## Aim of the task
Show every line where "vald" occurs.

Figure contents as structured data:
────────────────────────────────────────

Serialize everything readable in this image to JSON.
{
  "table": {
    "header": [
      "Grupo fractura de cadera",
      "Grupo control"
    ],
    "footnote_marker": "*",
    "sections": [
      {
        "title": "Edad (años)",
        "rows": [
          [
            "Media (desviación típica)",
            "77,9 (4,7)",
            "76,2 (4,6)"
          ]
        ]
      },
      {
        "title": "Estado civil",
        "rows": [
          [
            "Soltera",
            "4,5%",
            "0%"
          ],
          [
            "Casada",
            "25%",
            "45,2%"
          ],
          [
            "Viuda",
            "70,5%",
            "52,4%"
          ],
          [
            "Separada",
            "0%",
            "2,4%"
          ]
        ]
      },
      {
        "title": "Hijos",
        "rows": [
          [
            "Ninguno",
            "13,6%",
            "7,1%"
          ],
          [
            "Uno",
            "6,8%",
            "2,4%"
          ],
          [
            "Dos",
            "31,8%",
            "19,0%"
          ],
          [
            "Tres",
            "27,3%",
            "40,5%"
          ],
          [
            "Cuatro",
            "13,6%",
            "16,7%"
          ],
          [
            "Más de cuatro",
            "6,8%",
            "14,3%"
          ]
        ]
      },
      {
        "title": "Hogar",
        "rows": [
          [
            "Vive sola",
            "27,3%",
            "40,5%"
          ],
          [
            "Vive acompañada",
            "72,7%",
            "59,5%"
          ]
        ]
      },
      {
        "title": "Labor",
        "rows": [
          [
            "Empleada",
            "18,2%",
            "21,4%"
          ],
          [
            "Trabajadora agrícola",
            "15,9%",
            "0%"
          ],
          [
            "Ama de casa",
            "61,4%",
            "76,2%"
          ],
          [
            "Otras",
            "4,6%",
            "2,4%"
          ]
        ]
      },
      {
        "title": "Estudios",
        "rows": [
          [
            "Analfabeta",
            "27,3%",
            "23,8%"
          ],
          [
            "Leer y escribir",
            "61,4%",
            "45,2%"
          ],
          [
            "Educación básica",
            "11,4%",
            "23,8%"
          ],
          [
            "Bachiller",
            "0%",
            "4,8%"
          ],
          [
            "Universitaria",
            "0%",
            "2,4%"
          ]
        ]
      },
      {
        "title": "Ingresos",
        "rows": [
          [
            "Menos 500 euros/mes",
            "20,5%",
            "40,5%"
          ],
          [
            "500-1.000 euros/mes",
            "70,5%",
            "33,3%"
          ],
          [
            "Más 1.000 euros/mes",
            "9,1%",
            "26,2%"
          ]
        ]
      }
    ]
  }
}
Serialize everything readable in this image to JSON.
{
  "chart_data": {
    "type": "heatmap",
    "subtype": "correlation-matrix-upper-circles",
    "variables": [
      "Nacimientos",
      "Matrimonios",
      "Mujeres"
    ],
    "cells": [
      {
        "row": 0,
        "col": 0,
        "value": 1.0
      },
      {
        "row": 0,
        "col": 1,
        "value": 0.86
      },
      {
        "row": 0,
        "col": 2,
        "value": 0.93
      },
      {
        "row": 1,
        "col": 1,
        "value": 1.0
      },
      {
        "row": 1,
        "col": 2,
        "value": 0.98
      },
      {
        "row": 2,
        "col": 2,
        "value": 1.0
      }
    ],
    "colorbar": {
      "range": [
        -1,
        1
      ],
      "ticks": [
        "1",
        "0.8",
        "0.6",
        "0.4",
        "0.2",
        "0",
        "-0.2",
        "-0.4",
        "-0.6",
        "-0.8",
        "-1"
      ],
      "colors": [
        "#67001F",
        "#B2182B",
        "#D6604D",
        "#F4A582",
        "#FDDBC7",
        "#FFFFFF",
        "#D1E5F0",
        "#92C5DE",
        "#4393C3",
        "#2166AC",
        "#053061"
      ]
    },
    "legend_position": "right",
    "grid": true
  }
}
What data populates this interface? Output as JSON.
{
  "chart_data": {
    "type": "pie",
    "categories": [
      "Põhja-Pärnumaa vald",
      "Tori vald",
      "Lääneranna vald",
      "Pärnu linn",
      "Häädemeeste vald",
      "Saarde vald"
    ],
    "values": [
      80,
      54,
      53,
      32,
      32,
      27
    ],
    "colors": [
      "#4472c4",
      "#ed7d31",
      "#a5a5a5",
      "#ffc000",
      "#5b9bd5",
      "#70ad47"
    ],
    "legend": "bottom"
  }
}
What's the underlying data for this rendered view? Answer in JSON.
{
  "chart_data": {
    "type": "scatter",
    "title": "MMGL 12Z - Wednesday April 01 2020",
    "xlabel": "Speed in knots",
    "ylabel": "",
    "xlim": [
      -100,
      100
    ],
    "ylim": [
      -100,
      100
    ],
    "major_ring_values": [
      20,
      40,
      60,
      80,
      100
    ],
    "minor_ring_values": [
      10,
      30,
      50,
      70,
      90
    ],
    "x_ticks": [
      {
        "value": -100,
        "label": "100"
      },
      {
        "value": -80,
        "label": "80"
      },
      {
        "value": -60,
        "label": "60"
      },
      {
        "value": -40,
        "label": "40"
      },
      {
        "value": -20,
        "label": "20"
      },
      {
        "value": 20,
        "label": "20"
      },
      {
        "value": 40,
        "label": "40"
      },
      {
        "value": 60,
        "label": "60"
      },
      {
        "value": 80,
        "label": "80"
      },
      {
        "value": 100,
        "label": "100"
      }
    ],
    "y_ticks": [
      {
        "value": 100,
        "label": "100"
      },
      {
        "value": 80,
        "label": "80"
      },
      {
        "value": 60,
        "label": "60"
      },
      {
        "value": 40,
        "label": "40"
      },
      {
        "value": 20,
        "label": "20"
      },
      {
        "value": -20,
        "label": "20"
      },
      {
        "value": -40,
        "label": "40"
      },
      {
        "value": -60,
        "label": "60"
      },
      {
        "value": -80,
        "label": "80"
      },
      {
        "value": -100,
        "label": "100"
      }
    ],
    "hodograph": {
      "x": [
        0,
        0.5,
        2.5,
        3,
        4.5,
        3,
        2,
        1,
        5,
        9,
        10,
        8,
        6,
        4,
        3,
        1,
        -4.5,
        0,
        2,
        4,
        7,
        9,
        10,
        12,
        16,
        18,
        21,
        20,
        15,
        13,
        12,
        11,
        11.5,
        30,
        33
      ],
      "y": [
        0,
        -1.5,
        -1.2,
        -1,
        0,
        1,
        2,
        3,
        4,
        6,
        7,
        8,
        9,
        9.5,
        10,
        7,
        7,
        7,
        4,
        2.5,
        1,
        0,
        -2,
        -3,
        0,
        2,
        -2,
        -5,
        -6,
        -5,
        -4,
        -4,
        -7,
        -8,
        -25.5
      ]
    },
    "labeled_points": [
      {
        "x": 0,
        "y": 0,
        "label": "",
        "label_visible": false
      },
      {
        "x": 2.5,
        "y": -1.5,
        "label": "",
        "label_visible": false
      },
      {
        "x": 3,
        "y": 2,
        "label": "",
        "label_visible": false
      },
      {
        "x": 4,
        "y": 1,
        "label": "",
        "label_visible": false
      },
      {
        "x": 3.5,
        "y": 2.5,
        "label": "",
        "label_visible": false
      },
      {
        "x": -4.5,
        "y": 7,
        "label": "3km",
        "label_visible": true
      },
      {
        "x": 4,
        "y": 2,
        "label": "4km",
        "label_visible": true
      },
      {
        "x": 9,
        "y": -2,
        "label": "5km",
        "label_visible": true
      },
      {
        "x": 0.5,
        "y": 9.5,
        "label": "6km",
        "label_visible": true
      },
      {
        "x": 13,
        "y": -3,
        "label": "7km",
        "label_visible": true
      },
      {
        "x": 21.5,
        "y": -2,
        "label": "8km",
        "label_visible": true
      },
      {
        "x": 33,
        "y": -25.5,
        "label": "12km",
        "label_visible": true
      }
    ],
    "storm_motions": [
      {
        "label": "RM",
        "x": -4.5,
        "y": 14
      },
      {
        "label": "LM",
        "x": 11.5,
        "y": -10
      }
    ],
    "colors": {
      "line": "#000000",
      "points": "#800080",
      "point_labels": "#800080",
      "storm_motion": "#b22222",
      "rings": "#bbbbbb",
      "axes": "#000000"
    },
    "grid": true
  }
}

────────────────────────────────────────

## Solution below
      "Põhja-Pärnumaa vald",
      "Tori vald",
      "Lääneranna vald",
      "Häädemeeste vald",
      "Saarde vald"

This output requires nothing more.